*Exercise description:* Each record below must be returned exactly as shown.

*Data:*
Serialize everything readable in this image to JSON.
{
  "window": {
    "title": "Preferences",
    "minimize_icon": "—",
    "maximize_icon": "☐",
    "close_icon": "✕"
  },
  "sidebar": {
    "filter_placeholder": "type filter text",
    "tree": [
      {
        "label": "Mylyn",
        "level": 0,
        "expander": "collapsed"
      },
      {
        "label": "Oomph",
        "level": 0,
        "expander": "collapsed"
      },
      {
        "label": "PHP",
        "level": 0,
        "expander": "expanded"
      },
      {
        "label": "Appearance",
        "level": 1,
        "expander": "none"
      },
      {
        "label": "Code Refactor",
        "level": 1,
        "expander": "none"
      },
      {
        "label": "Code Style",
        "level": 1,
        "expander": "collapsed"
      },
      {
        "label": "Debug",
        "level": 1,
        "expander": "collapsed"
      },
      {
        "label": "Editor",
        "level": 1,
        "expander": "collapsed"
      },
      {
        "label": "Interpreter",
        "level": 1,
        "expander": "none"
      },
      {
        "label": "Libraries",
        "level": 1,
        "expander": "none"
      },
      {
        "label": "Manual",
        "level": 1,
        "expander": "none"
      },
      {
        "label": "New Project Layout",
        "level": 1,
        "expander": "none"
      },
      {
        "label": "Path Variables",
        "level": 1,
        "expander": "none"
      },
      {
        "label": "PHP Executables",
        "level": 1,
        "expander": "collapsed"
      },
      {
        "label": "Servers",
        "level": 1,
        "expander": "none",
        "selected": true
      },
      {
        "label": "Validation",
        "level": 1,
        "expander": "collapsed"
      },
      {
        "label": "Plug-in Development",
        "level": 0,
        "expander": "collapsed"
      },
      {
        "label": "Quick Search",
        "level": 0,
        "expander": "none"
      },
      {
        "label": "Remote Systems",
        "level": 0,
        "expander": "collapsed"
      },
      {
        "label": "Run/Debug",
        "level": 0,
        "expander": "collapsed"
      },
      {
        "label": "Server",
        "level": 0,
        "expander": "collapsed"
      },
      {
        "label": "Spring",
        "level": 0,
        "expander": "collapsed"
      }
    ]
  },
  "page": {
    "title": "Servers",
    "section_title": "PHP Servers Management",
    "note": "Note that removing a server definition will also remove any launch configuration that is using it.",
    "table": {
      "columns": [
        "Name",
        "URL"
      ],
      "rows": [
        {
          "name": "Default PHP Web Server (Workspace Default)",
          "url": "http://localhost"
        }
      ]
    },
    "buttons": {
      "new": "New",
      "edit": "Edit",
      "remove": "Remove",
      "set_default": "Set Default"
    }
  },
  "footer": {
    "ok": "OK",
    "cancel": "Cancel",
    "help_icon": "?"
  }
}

*Solution to this task:*
Serialize everything readable in this image to JSON.
{
  "window": {
    "title": "Preferences",
    "minimize_icon": "—",
    "maximize_icon": "☐",
    "close_icon": "✕"
  },
  "sidebar": {
    "filter_placeholder": "type filter text",
    "tree": [
      {
        "label": "Mylyn",
        "level": 0,
        "expander": "collapsed"
      },
      {
        "label": "Oomph",
        "level": 0,
        "expander": "collapsed"
      },
      {
        "label": "PHP",
        "level": 0,
        "expander": "expanded"
      },
      {
        "label": "Appearance",
        "level": 1,
        "expander": "none"
      },
      {
        "label": "Code Refactor",
        "level": 1,
        "expander": "none"
      },
      {
        "label": "Code Style",
        "level": 1,
        "expander": "collapsed"
      },
      {
        "label": "Debug",
        "level": 1,
        "expander": "collapsed"
      },
      {
        "label": "Editor",
        "level": 1,
        "expander": "collapsed"
      },
      {
        "label": "Interpreter",
        "level": 1,
        "expander": "none"
      },
      {
        "label": "Libraries",
        "level": 1,
        "expander": "none"
      },
      {
        "label": "Manual",
        "level": 1,
        "expander": "none"
      },
      {
        "label": "New Project Layout",
        "level": 1,
        "expander": "none"
      },
      {
        "label": "Path Variables",
        "level": 1,
        "expander": "none"
      },
      {
        "label": "PHP Executables",
        "level": 1,
        "expander": "collapsed"
      },
      {
        "label": "Servers",
        "level": 1,
        "expander": "none",
        "selected": true
      },
      {
        "label": "Validation",
        "level": 1,
        "expander": "collapsed"
      },
      {
        "label": "Plug-in Development",
        "level": 0,
        "expander": "collapsed"
      },
      {
        "label": "Quick Search",
        "level": 0,
        "expander": "none"
      },
      {
        "label": "Remote Systems",
        "level": 0,
        "expander": "collapsed"
      },
      {
        "label": "Run/Debug",
        "level": 0,
        "expander": "collapsed"
      },
      {
        "label": "Server",
        "level": 0,
        "expander": "collapsed"
      },
      {
        "label": "Spring",
        "level": 0,
        "expander": "collapsed"
      }
    ]
  },
  "page": {
    "title": "Servers",
    "section_title": "PHP Servers Management",
    "note": "Note that removing a server definition will also remove any launch configuration that is using it.",
    "table": {
      "columns": [
        "Name",
        "URL"
      ],
      "rows": [
        {
          "name": "Default PHP Web Server (Workspace Default)",
          "url": "http://localhost"
        }
      ]
    },
    "buttons": {
      "new": "New",
      "edit": "Edit",
      "remove": "Remove",
      "set_default": "Set Default"
    }
  },
  "footer": {
    "ok": "OK",
    "cancel": "Cancel",
    "help_icon": "?"
  }
}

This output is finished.